▶ _Request_
Rewrite the material from the line containing "- anomaly-cell: [1484, 844, 1506, 866]" through the line containing "- anomaly-cell: [268, 720, 290, 742]", changing "state-line" to "status-line" and leaving everything else as it is.

▶ _Working data_
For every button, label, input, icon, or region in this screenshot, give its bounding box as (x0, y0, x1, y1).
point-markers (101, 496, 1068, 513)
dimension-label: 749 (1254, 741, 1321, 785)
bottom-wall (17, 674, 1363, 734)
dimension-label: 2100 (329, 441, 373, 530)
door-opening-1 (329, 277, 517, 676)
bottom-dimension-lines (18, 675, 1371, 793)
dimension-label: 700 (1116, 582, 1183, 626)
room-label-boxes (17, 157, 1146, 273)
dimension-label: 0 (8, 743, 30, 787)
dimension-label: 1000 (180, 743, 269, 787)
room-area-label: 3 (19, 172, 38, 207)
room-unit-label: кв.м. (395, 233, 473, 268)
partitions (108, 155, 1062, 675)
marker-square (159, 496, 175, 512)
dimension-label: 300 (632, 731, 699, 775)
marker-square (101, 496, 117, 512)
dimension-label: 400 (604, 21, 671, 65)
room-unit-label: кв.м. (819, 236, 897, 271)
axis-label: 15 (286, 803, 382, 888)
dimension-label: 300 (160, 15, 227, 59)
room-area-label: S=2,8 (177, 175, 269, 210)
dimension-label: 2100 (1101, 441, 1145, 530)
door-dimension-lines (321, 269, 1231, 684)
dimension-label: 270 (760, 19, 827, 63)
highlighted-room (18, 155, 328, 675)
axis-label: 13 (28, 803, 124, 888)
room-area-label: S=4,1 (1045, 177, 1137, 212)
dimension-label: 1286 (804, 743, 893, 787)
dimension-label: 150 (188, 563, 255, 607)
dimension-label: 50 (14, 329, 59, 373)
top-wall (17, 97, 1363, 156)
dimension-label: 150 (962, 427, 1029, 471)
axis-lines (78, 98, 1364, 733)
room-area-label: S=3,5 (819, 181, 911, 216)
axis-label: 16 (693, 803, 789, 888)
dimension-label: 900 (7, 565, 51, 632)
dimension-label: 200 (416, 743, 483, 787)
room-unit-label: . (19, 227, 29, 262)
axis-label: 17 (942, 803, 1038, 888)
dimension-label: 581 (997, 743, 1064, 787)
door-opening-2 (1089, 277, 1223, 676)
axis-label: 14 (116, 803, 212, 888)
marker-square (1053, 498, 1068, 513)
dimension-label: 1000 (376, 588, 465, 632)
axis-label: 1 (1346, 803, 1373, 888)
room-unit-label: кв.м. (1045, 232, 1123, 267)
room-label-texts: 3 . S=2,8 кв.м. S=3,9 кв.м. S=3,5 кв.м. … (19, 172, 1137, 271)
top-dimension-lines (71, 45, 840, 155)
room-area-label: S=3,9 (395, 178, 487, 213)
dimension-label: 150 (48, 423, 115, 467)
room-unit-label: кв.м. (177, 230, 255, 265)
--
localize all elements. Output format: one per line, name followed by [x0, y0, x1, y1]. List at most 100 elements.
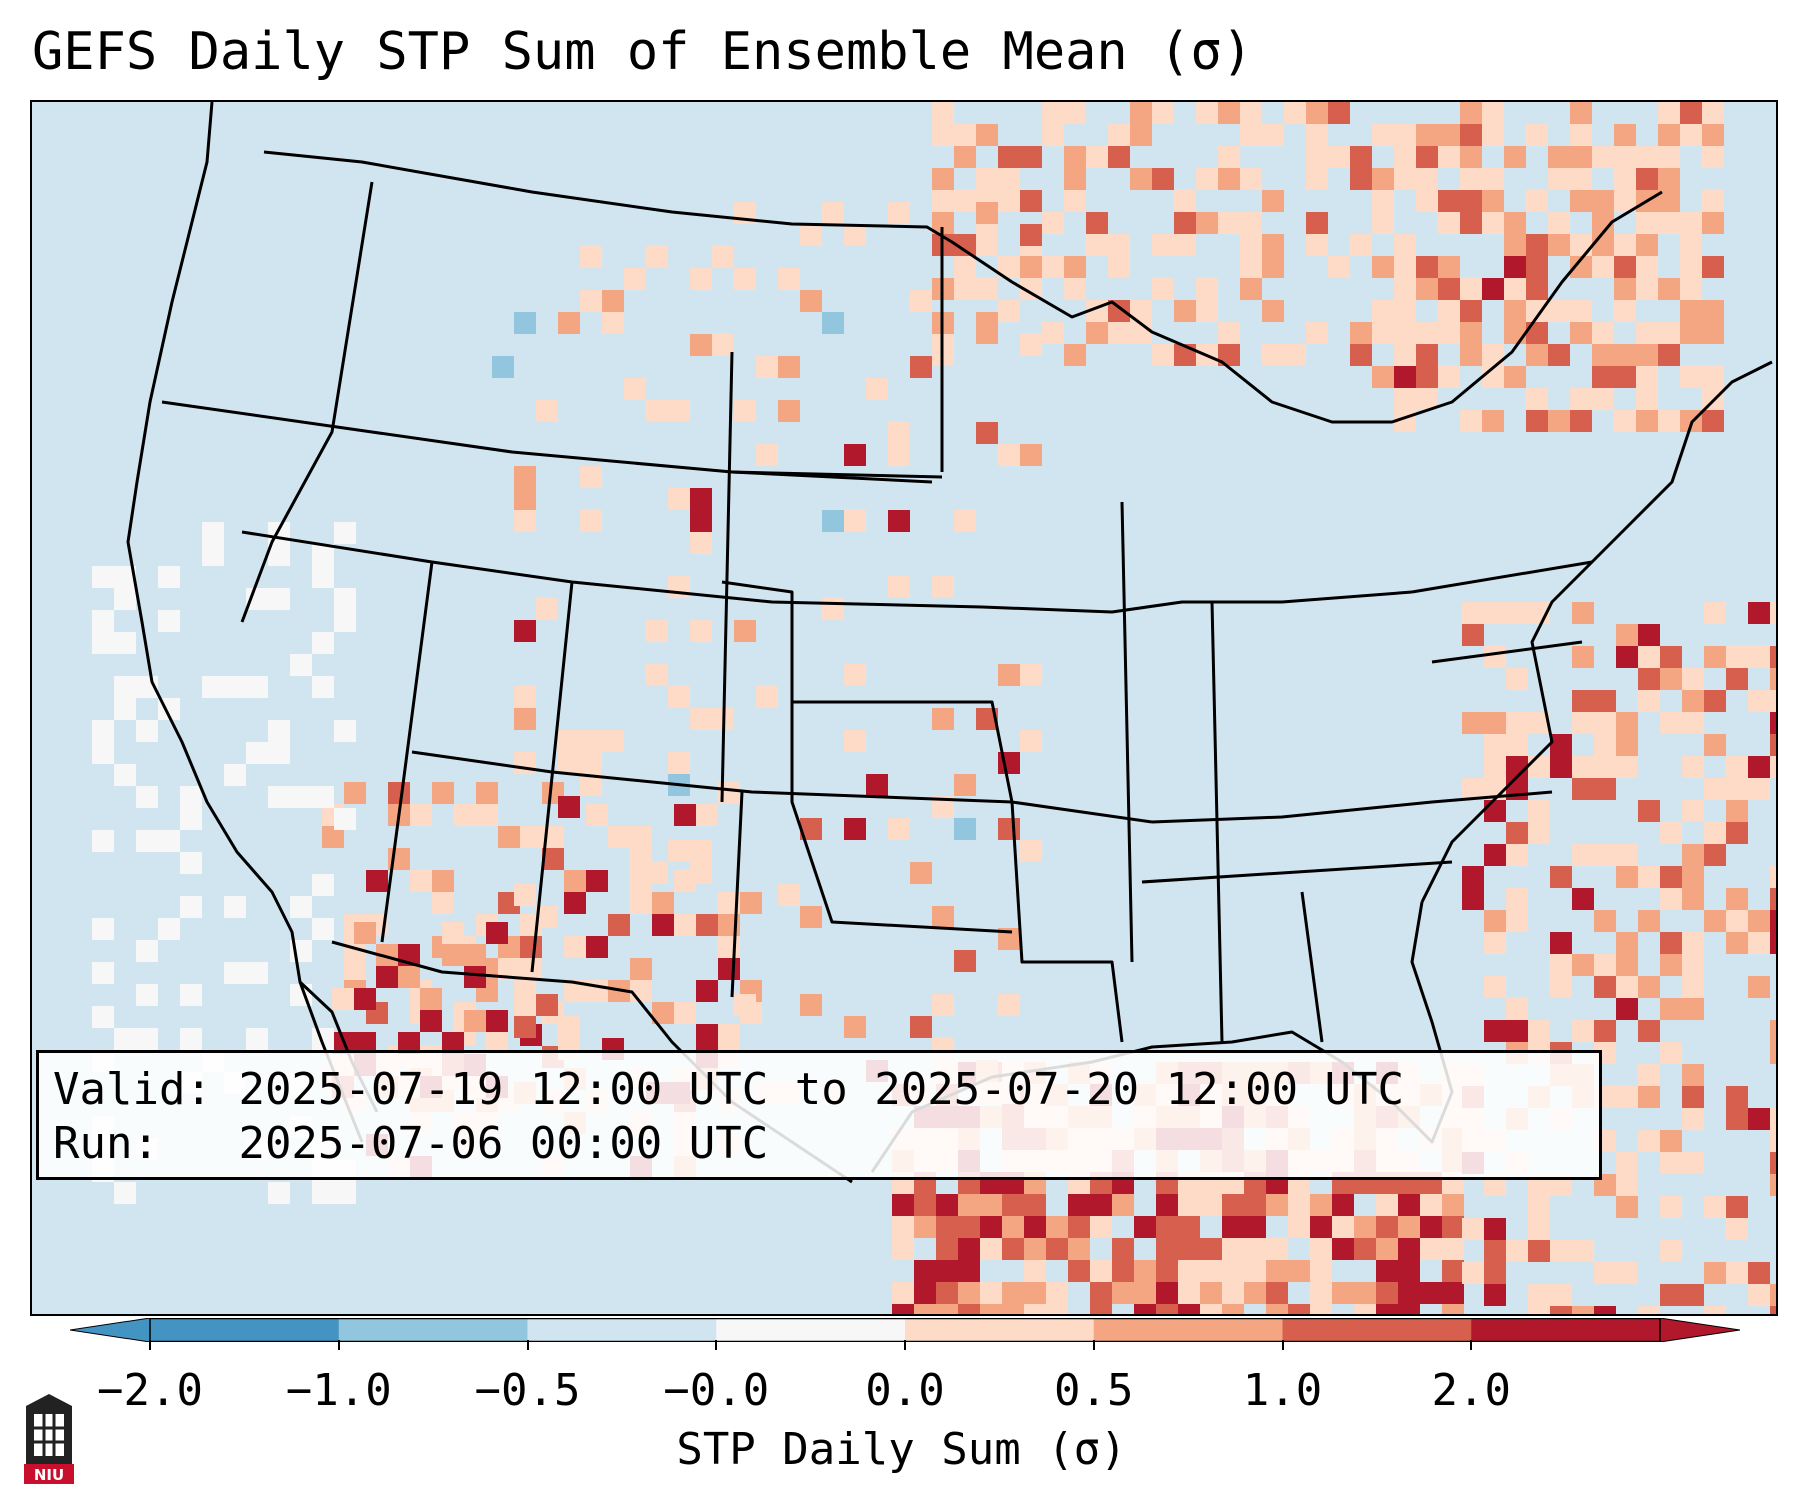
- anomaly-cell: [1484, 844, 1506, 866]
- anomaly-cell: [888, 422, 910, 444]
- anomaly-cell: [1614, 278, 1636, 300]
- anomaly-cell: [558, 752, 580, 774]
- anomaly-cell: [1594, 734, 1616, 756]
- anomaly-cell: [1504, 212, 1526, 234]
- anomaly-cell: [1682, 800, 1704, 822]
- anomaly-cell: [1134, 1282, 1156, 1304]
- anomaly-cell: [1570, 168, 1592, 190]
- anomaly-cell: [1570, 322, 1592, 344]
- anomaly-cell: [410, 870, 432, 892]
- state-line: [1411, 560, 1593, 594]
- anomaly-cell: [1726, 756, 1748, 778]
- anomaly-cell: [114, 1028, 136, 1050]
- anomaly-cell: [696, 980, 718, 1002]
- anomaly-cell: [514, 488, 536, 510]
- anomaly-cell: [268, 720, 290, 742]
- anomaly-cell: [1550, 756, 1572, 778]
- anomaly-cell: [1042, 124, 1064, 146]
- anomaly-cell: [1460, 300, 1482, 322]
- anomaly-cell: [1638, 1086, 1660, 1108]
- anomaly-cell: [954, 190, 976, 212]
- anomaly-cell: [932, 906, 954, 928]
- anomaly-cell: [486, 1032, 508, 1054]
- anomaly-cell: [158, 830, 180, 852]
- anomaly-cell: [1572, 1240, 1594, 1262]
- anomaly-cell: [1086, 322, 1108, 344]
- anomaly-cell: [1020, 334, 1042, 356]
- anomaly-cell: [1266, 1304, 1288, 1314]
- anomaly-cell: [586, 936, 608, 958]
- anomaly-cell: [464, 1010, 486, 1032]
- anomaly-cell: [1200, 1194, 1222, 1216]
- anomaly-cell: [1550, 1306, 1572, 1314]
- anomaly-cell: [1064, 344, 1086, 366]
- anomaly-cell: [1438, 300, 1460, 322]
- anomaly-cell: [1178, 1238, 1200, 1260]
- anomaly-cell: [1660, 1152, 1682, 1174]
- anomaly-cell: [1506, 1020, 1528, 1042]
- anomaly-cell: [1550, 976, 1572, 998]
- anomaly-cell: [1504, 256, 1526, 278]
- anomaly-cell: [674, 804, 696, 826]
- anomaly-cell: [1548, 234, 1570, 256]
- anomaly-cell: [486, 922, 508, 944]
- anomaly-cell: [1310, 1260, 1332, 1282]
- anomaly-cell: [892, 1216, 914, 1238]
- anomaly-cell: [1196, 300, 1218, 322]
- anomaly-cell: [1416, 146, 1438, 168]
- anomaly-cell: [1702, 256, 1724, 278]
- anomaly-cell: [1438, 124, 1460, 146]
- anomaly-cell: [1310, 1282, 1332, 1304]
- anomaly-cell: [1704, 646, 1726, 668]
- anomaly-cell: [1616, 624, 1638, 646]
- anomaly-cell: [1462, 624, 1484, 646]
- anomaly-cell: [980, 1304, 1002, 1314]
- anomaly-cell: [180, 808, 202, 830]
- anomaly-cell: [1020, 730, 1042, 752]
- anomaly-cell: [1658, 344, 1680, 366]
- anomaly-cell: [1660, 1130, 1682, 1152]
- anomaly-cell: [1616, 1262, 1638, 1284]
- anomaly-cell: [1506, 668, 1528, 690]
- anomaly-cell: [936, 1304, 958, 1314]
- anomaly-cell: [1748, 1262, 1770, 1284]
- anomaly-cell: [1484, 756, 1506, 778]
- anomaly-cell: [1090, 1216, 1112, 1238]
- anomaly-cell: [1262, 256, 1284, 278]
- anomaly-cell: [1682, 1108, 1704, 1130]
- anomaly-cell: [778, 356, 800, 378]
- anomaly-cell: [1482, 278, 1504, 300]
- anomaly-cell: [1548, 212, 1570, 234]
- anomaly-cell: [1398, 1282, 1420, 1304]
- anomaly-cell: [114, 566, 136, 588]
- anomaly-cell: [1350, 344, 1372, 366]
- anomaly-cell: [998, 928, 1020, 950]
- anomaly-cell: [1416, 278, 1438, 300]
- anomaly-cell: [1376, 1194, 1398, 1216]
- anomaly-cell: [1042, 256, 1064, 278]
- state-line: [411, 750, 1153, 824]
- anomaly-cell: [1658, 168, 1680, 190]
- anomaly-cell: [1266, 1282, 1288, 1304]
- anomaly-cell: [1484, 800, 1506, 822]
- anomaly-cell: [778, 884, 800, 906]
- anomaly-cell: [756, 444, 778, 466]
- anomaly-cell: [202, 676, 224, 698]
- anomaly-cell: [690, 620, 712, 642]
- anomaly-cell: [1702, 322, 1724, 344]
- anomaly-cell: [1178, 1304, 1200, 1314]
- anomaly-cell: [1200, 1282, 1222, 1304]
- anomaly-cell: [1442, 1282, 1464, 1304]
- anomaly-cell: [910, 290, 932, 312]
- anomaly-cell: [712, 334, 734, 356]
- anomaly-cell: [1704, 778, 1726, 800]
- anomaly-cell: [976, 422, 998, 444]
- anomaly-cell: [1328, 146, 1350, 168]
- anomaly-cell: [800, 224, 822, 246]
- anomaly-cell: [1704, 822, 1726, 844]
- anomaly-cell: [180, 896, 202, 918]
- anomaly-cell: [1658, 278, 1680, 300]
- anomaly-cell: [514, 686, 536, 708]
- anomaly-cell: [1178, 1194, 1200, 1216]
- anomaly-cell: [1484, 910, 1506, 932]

▶ _Answer for this exercise_
- anomaly-cell: [1484, 844, 1506, 866]
- anomaly-cell: [888, 422, 910, 444]
- anomaly-cell: [1614, 278, 1636, 300]
- anomaly-cell: [558, 752, 580, 774]
- anomaly-cell: [1594, 734, 1616, 756]
- anomaly-cell: [1504, 212, 1526, 234]
- anomaly-cell: [1682, 800, 1704, 822]
- anomaly-cell: [1134, 1282, 1156, 1304]
- anomaly-cell: [1570, 168, 1592, 190]
- anomaly-cell: [1570, 322, 1592, 344]
- anomaly-cell: [410, 870, 432, 892]
- status-line: [1411, 560, 1593, 594]
- anomaly-cell: [1726, 756, 1748, 778]
- anomaly-cell: [114, 1028, 136, 1050]
- anomaly-cell: [696, 980, 718, 1002]
- anomaly-cell: [514, 488, 536, 510]
- anomaly-cell: [268, 720, 290, 742]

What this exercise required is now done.